*ESTRATTO FORNITO*:
────────────────────

Che cosa è accaduto durante 15 anni di volatilità. Se si dimezza l'intervallo temporale (da fine 2000 a fine 2015), nonostante la volatilità storica annualizzata sia molto simile nei due intervalli di tempo considerati (30 e 15 anni), eliminando dagli ultimi 15 anni di Borsa i 12 migliori mesi, nessuno dei quattro panieri considerati nella statistica evidenzierebbe performance positive: si andrebbe dal -41,6% dell'S&P500 al -58,7% del Dax per finire con il -80% circa di Comit ed EuroStoxx50. Questi due ultimi indici, addirittura, hanno un risultato storico complessivo che è già negativo sui 15 anni (per entrambi un calo di oltre il 30%), ma l'aver perso 12 mesi di performance positive porterebbe a una perdita più che doppia.

S&P, FTSEMIB, EUROSTOXX E DOW JONES NELGLI ULTIMI 10 ANNI

Lo studio di MoneyFarm.Tutti i risultati finora osservati derivano dal presupposto di rimanere “non investiti” per un mese intero alla volta. Un intervallo forse eccessivo - anche se in realtà molto dipende dalle abitudini di investimento di ogni singolo individuo - e che, ai fini di un nuovo studio statistico può essere abbreviato a semplici settimane (immaginando ad esempio che, dopo aver visto un movimento di forte rialzo, la tentazione sia quella appunto di correre a investire per cogliere il “momentum”). È stato così immaginato il solito investimento trentennale sui quattro panieri borsistici principali al netto delle 12 migliori settimane, ipotizzando quindi di non essere investiti per circa tre mesi su 360 complessivi, vale a dire per meno dell'1% del tempo. I risultati complessivi sono appena meno eclatanti di quelli visti sui 30 anni ma comunque molto significativi.

────────────────────

*DOMANDE DI STUDIO*:
**1)** Secondo l'estratto, perché nel nuovo studio di MoneyFarm il periodo di non investimento passa da un mese intero a poche settimane?
**2)** Nell'estratto, quale performance registrerebbe l'S&P500 dal 2000 al 2015 senza i 12 mesi migliori?
**3)** Trascrivi dall'estratto il tratto da "Che cosa è accaduto" fino a "più che doppia.".

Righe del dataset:

────────────────────

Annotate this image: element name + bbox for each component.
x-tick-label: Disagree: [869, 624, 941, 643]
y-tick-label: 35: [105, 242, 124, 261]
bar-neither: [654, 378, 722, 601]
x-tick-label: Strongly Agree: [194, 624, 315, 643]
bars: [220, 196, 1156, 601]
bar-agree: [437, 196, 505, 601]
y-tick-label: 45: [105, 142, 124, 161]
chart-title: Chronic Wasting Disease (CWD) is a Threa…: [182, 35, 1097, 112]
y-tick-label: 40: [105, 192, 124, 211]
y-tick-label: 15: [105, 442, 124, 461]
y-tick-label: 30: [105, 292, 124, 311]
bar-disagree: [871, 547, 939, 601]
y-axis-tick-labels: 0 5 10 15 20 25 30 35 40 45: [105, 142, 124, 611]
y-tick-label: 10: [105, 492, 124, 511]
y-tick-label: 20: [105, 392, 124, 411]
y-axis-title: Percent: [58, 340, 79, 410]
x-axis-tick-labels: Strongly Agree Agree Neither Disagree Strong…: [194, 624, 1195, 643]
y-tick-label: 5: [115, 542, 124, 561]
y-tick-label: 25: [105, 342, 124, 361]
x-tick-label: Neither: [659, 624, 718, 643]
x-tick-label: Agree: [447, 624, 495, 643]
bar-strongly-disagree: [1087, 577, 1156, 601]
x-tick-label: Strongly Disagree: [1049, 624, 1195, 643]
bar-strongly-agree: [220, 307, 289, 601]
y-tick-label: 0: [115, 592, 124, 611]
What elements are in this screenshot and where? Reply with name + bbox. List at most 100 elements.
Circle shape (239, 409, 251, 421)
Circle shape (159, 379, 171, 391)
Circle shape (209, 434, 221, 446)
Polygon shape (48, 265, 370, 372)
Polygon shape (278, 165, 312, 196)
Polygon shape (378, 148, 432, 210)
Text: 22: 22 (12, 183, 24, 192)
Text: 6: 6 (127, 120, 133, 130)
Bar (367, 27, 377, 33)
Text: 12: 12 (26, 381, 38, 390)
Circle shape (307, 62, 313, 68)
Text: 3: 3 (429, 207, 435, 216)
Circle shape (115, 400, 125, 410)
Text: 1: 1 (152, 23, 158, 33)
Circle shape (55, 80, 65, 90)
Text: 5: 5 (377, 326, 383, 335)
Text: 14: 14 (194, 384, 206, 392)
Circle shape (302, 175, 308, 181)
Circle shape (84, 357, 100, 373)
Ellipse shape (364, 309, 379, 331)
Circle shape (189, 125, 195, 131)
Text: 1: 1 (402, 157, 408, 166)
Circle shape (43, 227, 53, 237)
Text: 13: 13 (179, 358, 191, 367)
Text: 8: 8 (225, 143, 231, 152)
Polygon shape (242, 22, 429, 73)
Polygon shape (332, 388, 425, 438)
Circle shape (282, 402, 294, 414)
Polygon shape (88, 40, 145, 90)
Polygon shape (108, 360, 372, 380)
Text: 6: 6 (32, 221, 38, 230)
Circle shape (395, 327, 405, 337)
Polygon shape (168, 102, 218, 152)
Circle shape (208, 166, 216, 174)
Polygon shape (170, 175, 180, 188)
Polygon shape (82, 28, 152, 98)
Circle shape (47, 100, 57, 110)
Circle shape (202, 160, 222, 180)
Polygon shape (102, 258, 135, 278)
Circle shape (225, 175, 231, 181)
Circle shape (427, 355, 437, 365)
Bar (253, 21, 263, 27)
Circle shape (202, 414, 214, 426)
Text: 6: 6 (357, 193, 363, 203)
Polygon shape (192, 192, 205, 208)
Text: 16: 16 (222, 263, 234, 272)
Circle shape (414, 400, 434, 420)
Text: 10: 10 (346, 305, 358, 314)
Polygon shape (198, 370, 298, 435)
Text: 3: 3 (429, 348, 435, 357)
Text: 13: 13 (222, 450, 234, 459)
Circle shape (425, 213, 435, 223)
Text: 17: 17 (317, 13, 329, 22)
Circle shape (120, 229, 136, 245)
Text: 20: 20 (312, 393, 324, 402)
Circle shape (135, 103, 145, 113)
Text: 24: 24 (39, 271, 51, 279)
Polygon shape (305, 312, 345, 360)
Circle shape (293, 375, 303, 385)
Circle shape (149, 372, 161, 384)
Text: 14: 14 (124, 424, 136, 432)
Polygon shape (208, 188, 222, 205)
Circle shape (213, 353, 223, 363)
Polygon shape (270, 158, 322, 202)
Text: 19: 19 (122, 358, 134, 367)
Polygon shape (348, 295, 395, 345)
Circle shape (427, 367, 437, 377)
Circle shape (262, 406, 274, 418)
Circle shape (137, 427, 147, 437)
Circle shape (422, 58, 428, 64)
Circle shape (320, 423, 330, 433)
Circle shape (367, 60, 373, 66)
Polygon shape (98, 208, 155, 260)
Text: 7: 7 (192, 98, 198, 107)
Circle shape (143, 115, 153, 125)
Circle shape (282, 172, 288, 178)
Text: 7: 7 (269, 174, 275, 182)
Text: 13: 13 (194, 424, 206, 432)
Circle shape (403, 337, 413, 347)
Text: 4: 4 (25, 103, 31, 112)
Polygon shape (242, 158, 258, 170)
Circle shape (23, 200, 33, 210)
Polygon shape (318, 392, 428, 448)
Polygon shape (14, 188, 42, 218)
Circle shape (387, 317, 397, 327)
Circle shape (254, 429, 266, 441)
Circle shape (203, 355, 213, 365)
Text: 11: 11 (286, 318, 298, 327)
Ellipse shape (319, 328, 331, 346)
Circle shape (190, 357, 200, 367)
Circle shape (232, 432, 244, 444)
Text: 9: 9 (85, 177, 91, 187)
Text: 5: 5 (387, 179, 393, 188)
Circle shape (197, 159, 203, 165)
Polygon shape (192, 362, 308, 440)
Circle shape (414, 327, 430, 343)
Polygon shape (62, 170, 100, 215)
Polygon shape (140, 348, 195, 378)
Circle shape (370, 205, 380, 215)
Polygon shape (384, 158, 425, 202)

────────────────────

*RISPOSTE PER NUMERO*:
**1)** Restare "non investiti" per un mese intero alla volta è considerato un intervallo forse eccessivo. L'estratto immagina invece che, dopo un forte rialzo, si ceda alla tentazione di correre a investire per cogliere il "momentum".

**2)** -41,6%.

**3)**
Che cosa è accaduto durante 15 anni di volatilità. Se si dimezza l'intervallo temporale (da fine 2000 a fine 2015), nonostante la volatilità storica annualizzata sia molto simile nei due intervalli di tempo considerati (30 e 15 anni), eliminando dagli ultimi 15 anni di Borsa i 12 migliori mesi, nessuno dei quattro panieri considerati nella statistica evidenzierebbe performance positive: si andrebbe dal -41,6% dell'S&P500 al -58,7% del Dax per finire con il -80% circa di Comit ed EuroStoxx50. Questi due ultimi indici, addirittura, hanno un risultato storico complessivo che è già negativo sui 15 anni (per entrambi un calo di oltre il 30%), ma l'aver perso 12 mesi di performance positive porterebbe a una perdita più che doppia.